[start Supplied entries]
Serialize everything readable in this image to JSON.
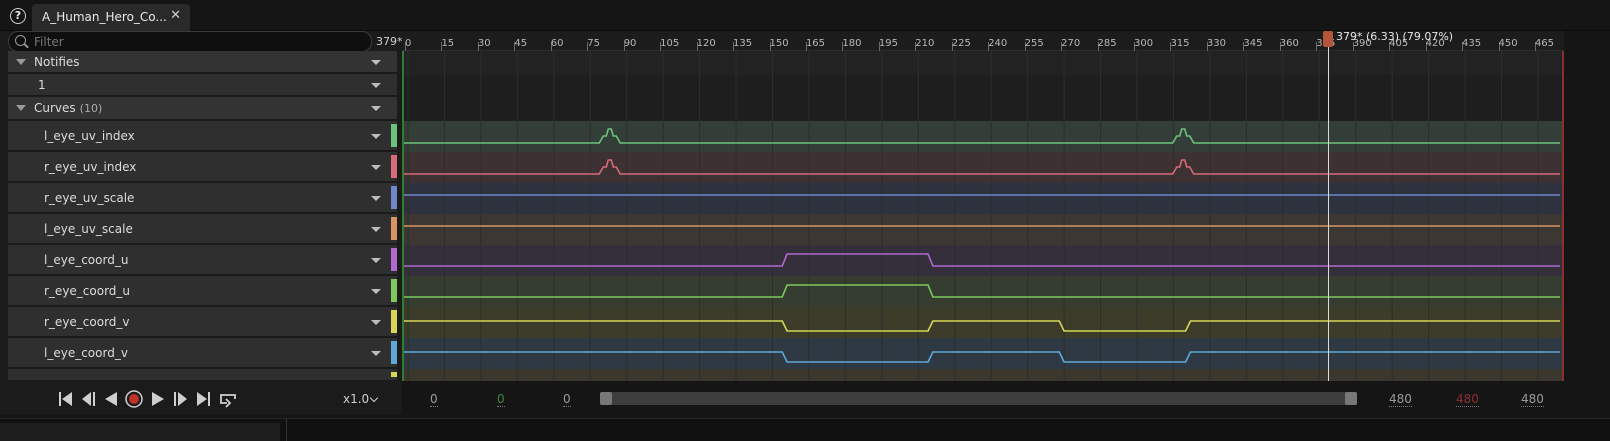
{
  "tab": {
    "title": "A_Human_Hero_Co...",
    "close": "✕",
    "help": "?"
  },
  "filter": {
    "placeholder": "Filter",
    "frame_readout": "379*"
  },
  "tracks": {
    "notifies_label": "Notifies",
    "notify_item": "1",
    "curves_label": "Curves",
    "curves_count": "(10)"
  },
  "curves": [
    {
      "name": "l_eye_uv_index",
      "color": "#6dc27c"
    },
    {
      "name": "r_eye_uv_index",
      "color": "#d86a7a"
    },
    {
      "name": "r_eye_uv_scale",
      "color": "#6f86c9"
    },
    {
      "name": "l_eye_uv_scale",
      "color": "#d89464"
    },
    {
      "name": "l_eye_coord_u",
      "color": "#b06ad0"
    },
    {
      "name": "r_eye_coord_u",
      "color": "#7ec95e"
    },
    {
      "name": "r_eye_coord_v",
      "color": "#d7d655"
    },
    {
      "name": "l_eye_coord_v",
      "color": "#5fa9d6"
    }
  ],
  "transport": {
    "speed": "x1.0",
    "buttons": [
      "to-start-icon",
      "step-back-icon",
      "play-reverse-icon",
      "record-icon",
      "play-icon",
      "step-forward-icon",
      "to-end-icon",
      "loop-icon"
    ]
  },
  "ruler": {
    "ticks": [
      "0",
      "15",
      "30",
      "45",
      "60",
      "75",
      "90",
      "105",
      "120",
      "135",
      "150",
      "165",
      "180",
      "195",
      "210",
      "225",
      "240",
      "255",
      "270",
      "285",
      "300",
      "315",
      "330",
      "345",
      "360",
      "375",
      "390",
      "405",
      "420",
      "435",
      "450",
      "465"
    ],
    "playhead_label": "379* (6.33) (79.07%)",
    "playhead_frame": 379
  },
  "range": {
    "view_start": "0",
    "work_start": "0",
    "play_start": "0",
    "view_end": "480",
    "work_end": "480",
    "play_end": "480",
    "colors": {
      "view": "#9a9a9a",
      "work": "#3f8a3f",
      "play_end": "#8a2f2f"
    }
  }
}
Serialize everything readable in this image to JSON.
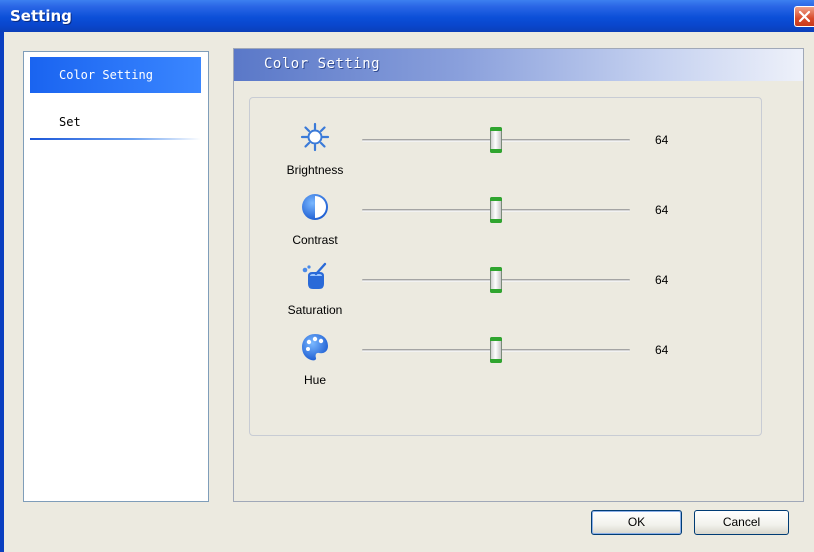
{
  "window": {
    "title": "Setting"
  },
  "sidebar": {
    "items": [
      {
        "label": "Color Setting",
        "selected": true
      },
      {
        "label": "Set",
        "selected": false
      }
    ]
  },
  "main": {
    "header_title": "Color Setting",
    "sliders": [
      {
        "label": "Brightness",
        "value": "64",
        "fraction": 0.5,
        "icon": "brightness-icon"
      },
      {
        "label": "Contrast",
        "value": "64",
        "fraction": 0.5,
        "icon": "contrast-icon"
      },
      {
        "label": "Saturation",
        "value": "64",
        "fraction": 0.5,
        "icon": "saturation-icon"
      },
      {
        "label": "Hue",
        "value": "64",
        "fraction": 0.5,
        "icon": "hue-icon"
      }
    ]
  },
  "buttons": {
    "ok": "OK",
    "cancel": "Cancel"
  },
  "colors": {
    "title_bar": "#0b4fd8",
    "selection": "#1a64f0",
    "slider_accent": "#2fa52f",
    "close_button": "#d84a2a"
  }
}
[end Supplied entries]
What is required >> In the entries above, find lines with "Setting" and copy each.

Response to the task >>
    "title": "Setting"
        "label": "Color Setting",
    "header_title": "Color Setting",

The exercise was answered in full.